**Dataset records**
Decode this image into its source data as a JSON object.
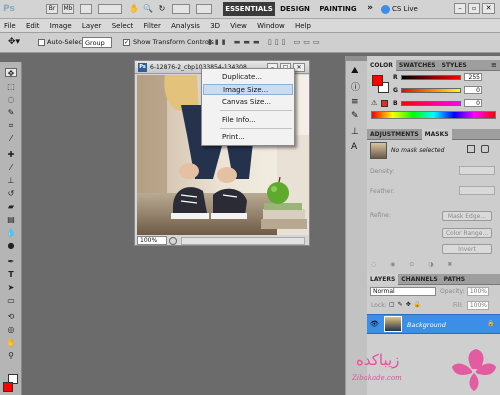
{
  "app": {
    "logo": "Ps"
  },
  "topbar": {
    "workspace_buttons": [
      "ESSENTIALS",
      "DESIGN",
      "PAINTING"
    ],
    "more_label": "»",
    "cslive_label": "CS Live"
  },
  "menu": {
    "items": [
      "File",
      "Edit",
      "Image",
      "Layer",
      "Select",
      "Filter",
      "Analysis",
      "3D",
      "View",
      "Window",
      "Help"
    ]
  },
  "options": {
    "auto_select_label": "Auto-Select:",
    "auto_select_value": "Group",
    "show_transform_label": "Show Transform Controls"
  },
  "document": {
    "title": "6-12876-2_cbp1033854-134308...",
    "zoom": "100%"
  },
  "context_menu": {
    "items": [
      "Duplicate...",
      "Image Size...",
      "Canvas Size...",
      "File Info...",
      "Print..."
    ],
    "highlighted_index": 1
  },
  "color_panel": {
    "tabs": [
      "COLOR",
      "SWATCHES",
      "STYLES"
    ],
    "channels": [
      {
        "label": "R",
        "value": "255"
      },
      {
        "label": "G",
        "value": "0"
      },
      {
        "label": "B",
        "value": "0"
      }
    ],
    "foreground_color": "#ff0000",
    "background_color": "#ffffff"
  },
  "masks_panel": {
    "tabs": [
      "ADJUSTMENTS",
      "MASKS"
    ],
    "status": "No mask selected",
    "density_label": "Density:",
    "feather_label": "Feather:",
    "refine_label": "Refine:",
    "buttons": [
      "Mask Edge...",
      "Color Range...",
      "Invert"
    ]
  },
  "layers_panel": {
    "tabs": [
      "LAYERS",
      "CHANNELS",
      "PATHS"
    ],
    "blend_mode": "Normal",
    "opacity_label": "Opacity:",
    "opacity_value": "100%",
    "lock_label": "Lock:",
    "fill_label": "Fill:",
    "fill_value": "100%",
    "layer_name": "Background"
  },
  "watermark": {
    "text": "زیباکده",
    "subtext": "Zibakade.com"
  },
  "colors": {
    "accent_blue": "#3d8ee6",
    "workspace_gray": "#6b6b6b",
    "foreground": "#ff0000"
  }
}
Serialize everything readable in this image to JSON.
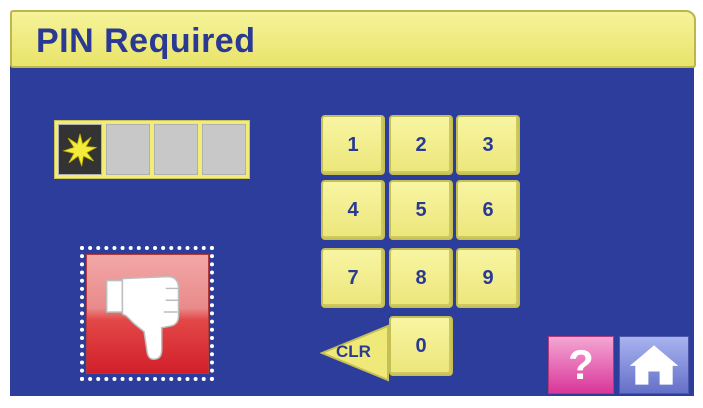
{
  "title": "PIN Required",
  "pin": {
    "length": 4,
    "entered": 1
  },
  "keypad": {
    "keys": [
      "1",
      "2",
      "3",
      "4",
      "5",
      "6",
      "7",
      "8",
      "9",
      "0"
    ],
    "clear_label": "CLR"
  },
  "help": {
    "label": "?"
  },
  "icons": {
    "entered_digit": "star-icon",
    "status": "thumbs-down-icon",
    "clear": "back-arrow-icon",
    "help": "question-mark-icon",
    "home": "house-icon"
  },
  "colors": {
    "background": "#2d3d9b",
    "title_bar": "#efea7c",
    "title_text": "#2a3a94",
    "key": "#f1ec84",
    "status_red": "#d21f2a",
    "help_pink": "#e35aac",
    "home_blue": "#8d98e0"
  }
}
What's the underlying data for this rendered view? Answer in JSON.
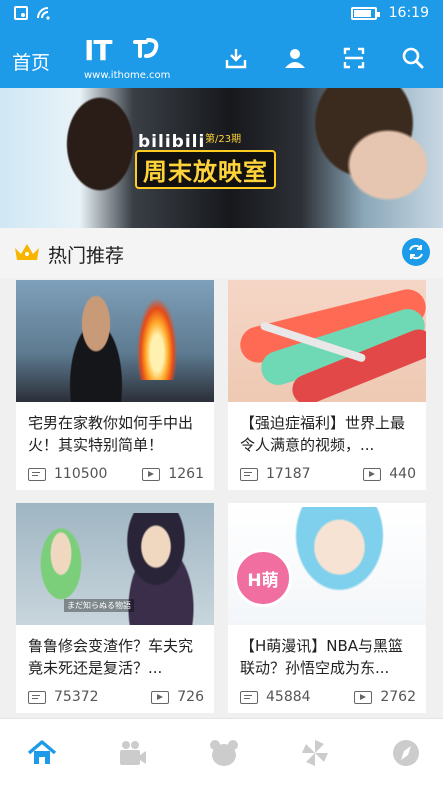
{
  "status_bar": {
    "time": "16:19",
    "battery_level": 0.85,
    "icons": [
      "notification-icon",
      "wifi-icon",
      "battery-icon"
    ]
  },
  "header": {
    "home_label": "首页",
    "logo_text": "IT",
    "logo_url": "www.ithome.com",
    "actions": [
      "download-icon",
      "user-icon",
      "scan-icon",
      "search-icon"
    ]
  },
  "banner": {
    "brand": "bilibili",
    "episode": "第/23期",
    "title": "周末放映室"
  },
  "section": {
    "title": "热门推荐",
    "icons": [
      "crown-icon",
      "refresh-icon"
    ]
  },
  "cards": [
    {
      "title": "宅男在家教你如何手中出火！其实特别简单！",
      "comments": "110500",
      "plays": "1261"
    },
    {
      "title": "【强迫症福利】世界上最令人满意的视频，...",
      "comments": "17187",
      "plays": "440"
    },
    {
      "title": "鲁鲁修会变渣作？车夫究竟未死还是复活？...",
      "comments": "75372",
      "plays": "726",
      "thumb_caption": "まだ知らぬる物語"
    },
    {
      "title": "【H萌漫讯】NBA与黑篮联动？孙悟空成为东...",
      "comments": "45884",
      "plays": "2762",
      "thumb_badge": "H萌"
    }
  ],
  "bottom_nav": {
    "items": [
      "home-icon",
      "video-icon",
      "bear-icon",
      "pinwheel-icon",
      "compass-icon"
    ],
    "active_color": "#1e9be8",
    "inactive_color": "#cccccc"
  },
  "colors": {
    "brand_blue": "#1e9be8"
  }
}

**Aim**
Copy out every line holding the string "plays".

**Solution to the exercise**
      "plays": "1261"
      "plays": "440"
      "plays": "726",
      "plays": "2762",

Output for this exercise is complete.